**Job**
Copy each line where the word "Страница" occurs.

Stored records
• • •

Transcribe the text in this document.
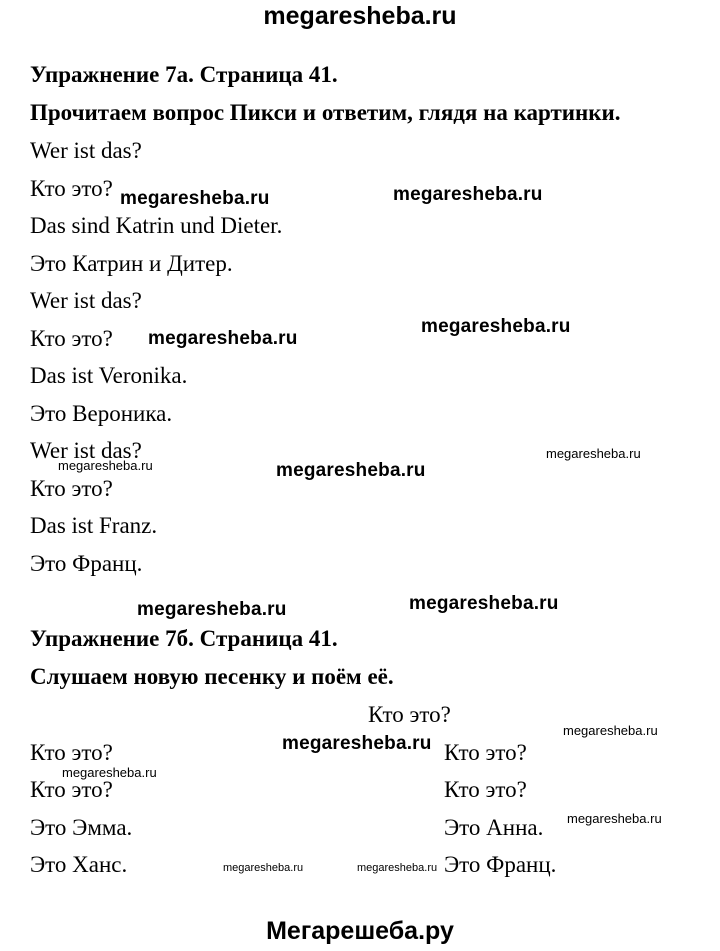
megaresheba.ru
Мегарешеба.ру
Упражнение 7а. Страница 41.
Прочитаем вопрос Пикси и ответим, глядя на картинки.
Wer ist das?
Кто это?
Das sind Katrin und Dieter.
Это Катрин и Дитер.
Wer ist das?
Кто это?
Das ist Veronika.
Это Вероника.
Wer ist das?
Кто это?
Das ist Franz.
Это Франц.
Упражнение 7б. Страница 41.
Слушаем новую песенку и поём её.
Кто это?
Кто это?
Кто это?
Это Эмма.
Это Ханс.
Кто это?
Кто это?
Это Анна.
Это Франц.
megaresheba.ru	megaresheba.ru
megaresheba.ru
megaresheba.ru
megaresheba.ru
megaresheba.ru	megaresheba.ru
megaresheba.ru
megaresheba.ru
megaresheba.ru
megaresheba.ru
megaresheba.ru
megaresheba.ru
megaresheba.ru	megaresheba.ru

• • •

**Task result**
Упражнение 7а. Страница 41.
Упражнение 7б. Страница 41.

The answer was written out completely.